Collected data entries:
#####

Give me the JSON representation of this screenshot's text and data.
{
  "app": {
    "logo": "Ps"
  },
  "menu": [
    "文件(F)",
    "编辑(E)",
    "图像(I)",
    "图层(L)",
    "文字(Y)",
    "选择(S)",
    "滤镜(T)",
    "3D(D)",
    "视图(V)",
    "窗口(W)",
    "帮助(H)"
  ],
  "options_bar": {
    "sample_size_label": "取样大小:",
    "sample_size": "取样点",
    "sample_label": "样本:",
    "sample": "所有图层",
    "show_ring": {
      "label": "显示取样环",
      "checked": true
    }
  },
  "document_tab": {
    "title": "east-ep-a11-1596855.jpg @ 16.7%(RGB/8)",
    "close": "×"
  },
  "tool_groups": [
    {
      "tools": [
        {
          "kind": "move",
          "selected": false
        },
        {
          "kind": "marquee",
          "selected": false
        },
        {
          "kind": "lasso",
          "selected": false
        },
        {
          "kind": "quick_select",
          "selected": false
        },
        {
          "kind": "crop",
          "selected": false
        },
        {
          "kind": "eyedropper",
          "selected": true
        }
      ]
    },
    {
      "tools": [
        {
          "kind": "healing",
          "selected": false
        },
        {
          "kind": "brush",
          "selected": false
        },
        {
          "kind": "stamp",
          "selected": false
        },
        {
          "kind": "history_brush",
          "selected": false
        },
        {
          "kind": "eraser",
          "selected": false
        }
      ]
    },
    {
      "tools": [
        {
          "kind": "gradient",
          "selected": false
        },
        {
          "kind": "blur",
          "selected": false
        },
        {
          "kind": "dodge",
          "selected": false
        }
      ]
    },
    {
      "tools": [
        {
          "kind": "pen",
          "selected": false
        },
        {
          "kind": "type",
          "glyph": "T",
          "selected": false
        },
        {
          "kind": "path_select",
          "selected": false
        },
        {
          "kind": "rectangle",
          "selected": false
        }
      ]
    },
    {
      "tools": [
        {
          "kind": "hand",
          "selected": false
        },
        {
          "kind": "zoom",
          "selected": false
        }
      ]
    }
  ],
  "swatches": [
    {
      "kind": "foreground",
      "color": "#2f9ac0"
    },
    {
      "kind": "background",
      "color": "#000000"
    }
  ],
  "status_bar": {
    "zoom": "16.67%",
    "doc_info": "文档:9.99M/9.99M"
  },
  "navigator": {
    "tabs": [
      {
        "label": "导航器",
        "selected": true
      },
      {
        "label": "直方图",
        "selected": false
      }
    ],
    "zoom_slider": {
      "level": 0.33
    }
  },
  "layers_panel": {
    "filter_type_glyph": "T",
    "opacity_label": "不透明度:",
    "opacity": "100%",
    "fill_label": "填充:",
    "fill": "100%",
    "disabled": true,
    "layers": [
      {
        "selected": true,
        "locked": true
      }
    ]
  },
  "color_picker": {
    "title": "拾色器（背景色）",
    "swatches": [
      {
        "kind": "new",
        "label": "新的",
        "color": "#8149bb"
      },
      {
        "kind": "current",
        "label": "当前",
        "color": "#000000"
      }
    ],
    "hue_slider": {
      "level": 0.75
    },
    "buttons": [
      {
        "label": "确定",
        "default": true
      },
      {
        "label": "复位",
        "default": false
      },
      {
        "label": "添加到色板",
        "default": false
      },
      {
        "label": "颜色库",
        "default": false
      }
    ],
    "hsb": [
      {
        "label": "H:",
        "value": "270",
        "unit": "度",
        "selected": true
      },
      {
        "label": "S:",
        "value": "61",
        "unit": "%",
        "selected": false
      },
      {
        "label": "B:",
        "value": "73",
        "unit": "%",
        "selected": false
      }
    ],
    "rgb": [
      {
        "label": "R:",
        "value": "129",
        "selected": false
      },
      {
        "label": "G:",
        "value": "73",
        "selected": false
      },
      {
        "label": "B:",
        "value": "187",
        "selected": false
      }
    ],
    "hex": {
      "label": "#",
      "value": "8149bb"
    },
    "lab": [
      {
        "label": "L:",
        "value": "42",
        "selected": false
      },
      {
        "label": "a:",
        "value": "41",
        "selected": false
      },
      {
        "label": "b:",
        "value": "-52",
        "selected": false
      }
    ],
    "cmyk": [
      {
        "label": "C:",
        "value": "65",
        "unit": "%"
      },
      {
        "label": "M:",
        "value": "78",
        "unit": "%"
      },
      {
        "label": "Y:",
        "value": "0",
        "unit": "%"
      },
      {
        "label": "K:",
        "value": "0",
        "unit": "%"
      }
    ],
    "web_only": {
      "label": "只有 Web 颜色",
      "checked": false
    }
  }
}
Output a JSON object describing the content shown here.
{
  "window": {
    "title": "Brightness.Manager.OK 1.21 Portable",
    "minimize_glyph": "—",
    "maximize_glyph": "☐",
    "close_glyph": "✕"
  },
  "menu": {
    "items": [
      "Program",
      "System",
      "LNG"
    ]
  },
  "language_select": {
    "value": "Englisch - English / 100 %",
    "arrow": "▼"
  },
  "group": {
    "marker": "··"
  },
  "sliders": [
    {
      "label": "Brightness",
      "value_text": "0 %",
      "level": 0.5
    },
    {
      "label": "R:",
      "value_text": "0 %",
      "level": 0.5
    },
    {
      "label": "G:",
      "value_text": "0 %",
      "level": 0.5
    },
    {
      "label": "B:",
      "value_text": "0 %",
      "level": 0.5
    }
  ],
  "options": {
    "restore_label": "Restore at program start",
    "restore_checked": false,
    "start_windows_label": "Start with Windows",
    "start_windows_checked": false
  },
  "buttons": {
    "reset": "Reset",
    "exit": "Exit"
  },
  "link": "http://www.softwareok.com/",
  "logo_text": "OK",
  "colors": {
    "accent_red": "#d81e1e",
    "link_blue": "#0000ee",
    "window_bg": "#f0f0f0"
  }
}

#####

[Written exercise]
Return all of the entries word for word.

[Solution to this task]
Give me the JSON representation of this screenshot's text and data.
{
  "app": {
    "logo": "Ps"
  },
  "menu": [
    "文件(F)",
    "编辑(E)",
    "图像(I)",
    "图层(L)",
    "文字(Y)",
    "选择(S)",
    "滤镜(T)",
    "3D(D)",
    "视图(V)",
    "窗口(W)",
    "帮助(H)"
  ],
  "options_bar": {
    "sample_size_label": "取样大小:",
    "sample_size": "取样点",
    "sample_label": "样本:",
    "sample": "所有图层",
    "show_ring": {
      "label": "显示取样环",
      "checked": true
    }
  },
  "document_tab": {
    "title": "east-ep-a11-1596855.jpg @ 16.7%(RGB/8)",
    "close": "×"
  },
  "tool_groups": [
    {
      "tools": [
        {
          "kind": "move",
          "selected": false
        },
        {
          "kind": "marquee",
          "selected": false
        },
        {
          "kind": "lasso",
          "selected": false
        },
        {
          "kind": "quick_select",
          "selected": false
        },
        {
          "kind": "crop",
          "selected": false
        },
        {
          "kind": "eyedropper",
          "selected": true
        }
      ]
    },
    {
      "tools": [
        {
          "kind": "healing",
          "selected": false
        },
        {
          "kind": "brush",
          "selected": false
        },
        {
          "kind": "stamp",
          "selected": false
        },
        {
          "kind": "history_brush",
          "selected": false
        },
        {
          "kind": "eraser",
          "selected": false
        }
      ]
    },
    {
      "tools": [
        {
          "kind": "gradient",
          "selected": false
        },
        {
          "kind": "blur",
          "selected": false
        },
        {
          "kind": "dodge",
          "selected": false
        }
      ]
    },
    {
      "tools": [
        {
          "kind": "pen",
          "selected": false
        },
        {
          "kind": "type",
          "glyph": "T",
          "selected": false
        },
        {
          "kind": "path_select",
          "selected": false
        },
        {
          "kind": "rectangle",
          "selected": false
        }
      ]
    },
    {
      "tools": [
        {
          "kind": "hand",
          "selected": false
        },
        {
          "kind": "zoom",
          "selected": false
        }
      ]
    }
  ],
  "swatches": [
    {
      "kind": "foreground",
      "color": "#2f9ac0"
    },
    {
      "kind": "background",
      "color": "#000000"
    }
  ],
  "status_bar": {
    "zoom": "16.67%",
    "doc_info": "文档:9.99M/9.99M"
  },
  "navigator": {
    "tabs": [
      {
        "label": "导航器",
        "selected": true
      },
      {
        "label": "直方图",
        "selected": false
      }
    ],
    "zoom_slider": {
      "level": 0.33
    }
  },
  "layers_panel": {
    "filter_type_glyph": "T",
    "opacity_label": "不透明度:",
    "opacity": "100%",
    "fill_label": "填充:",
    "fill": "100%",
    "disabled": true,
    "layers": [
      {
        "selected": true,
        "locked": true
      }
    ]
  },
  "color_picker": {
    "title": "拾色器（背景色）",
    "swatches": [
      {
        "kind": "new",
        "label": "新的",
        "color": "#8149bb"
      },
      {
        "kind": "current",
        "label": "当前",
        "color": "#000000"
      }
    ],
    "hue_slider": {
      "level": 0.75
    },
    "buttons": [
      {
        "label": "确定",
        "default": true
      },
      {
        "label": "复位",
        "default": false
      },
      {
        "label": "添加到色板",
        "default": false
      },
      {
        "label": "颜色库",
        "default": false
      }
    ],
    "hsb": [
      {
        "label": "H:",
        "value": "270",
        "unit": "度",
        "selected": true
      },
      {
        "label": "S:",
        "value": "61",
        "unit": "%",
        "selected": false
      },
      {
        "label": "B:",
        "value": "73",
        "unit": "%",
        "selected": false
      }
    ],
    "rgb": [
      {
        "label": "R:",
        "value": "129",
        "selected": false
      },
      {
        "label": "G:",
        "value": "73",
        "selected": false
      },
      {
        "label": "B:",
        "value": "187",
        "selected": false
      }
    ],
    "hex": {
      "label": "#",
      "value": "8149bb"
    },
    "lab": [
      {
        "label": "L:",
        "value": "42",
        "selected": false
      },
      {
        "label": "a:",
        "value": "41",
        "selected": false
      },
      {
        "label": "b:",
        "value": "-52",
        "selected": false
      }
    ],
    "cmyk": [
      {
        "label": "C:",
        "value": "65",
        "unit": "%"
      },
      {
        "label": "M:",
        "value": "78",
        "unit": "%"
      },
      {
        "label": "Y:",
        "value": "0",
        "unit": "%"
      },
      {
        "label": "K:",
        "value": "0",
        "unit": "%"
      }
    ],
    "web_only": {
      "label": "只有 Web 颜色",
      "checked": false
    }
  }
}
Output a JSON object describing the content shown here.
{
  "window": {
    "title": "Brightness.Manager.OK 1.21 Portable",
    "minimize_glyph": "—",
    "maximize_glyph": "☐",
    "close_glyph": "✕"
  },
  "menu": {
    "items": [
      "Program",
      "System",
      "LNG"
    ]
  },
  "language_select": {
    "value": "Englisch - English / 100 %",
    "arrow": "▼"
  },
  "group": {
    "marker": "··"
  },
  "sliders": [
    {
      "label": "Brightness",
      "value_text": "0 %",
      "level": 0.5
    },
    {
      "label": "R:",
      "value_text": "0 %",
      "level": 0.5
    },
    {
      "label": "G:",
      "value_text": "0 %",
      "level": 0.5
    },
    {
      "label": "B:",
      "value_text": "0 %",
      "level": 0.5
    }
  ],
  "options": {
    "restore_label": "Restore at program start",
    "restore_checked": false,
    "start_windows_label": "Start with Windows",
    "start_windows_checked": false
  },
  "buttons": {
    "reset": "Reset",
    "exit": "Exit"
  },
  "link": "http://www.softwareok.com/",
  "logo_text": "OK",
  "colors": {
    "accent_red": "#d81e1e",
    "link_blue": "#0000ee",
    "window_bg": "#f0f0f0"
  }
}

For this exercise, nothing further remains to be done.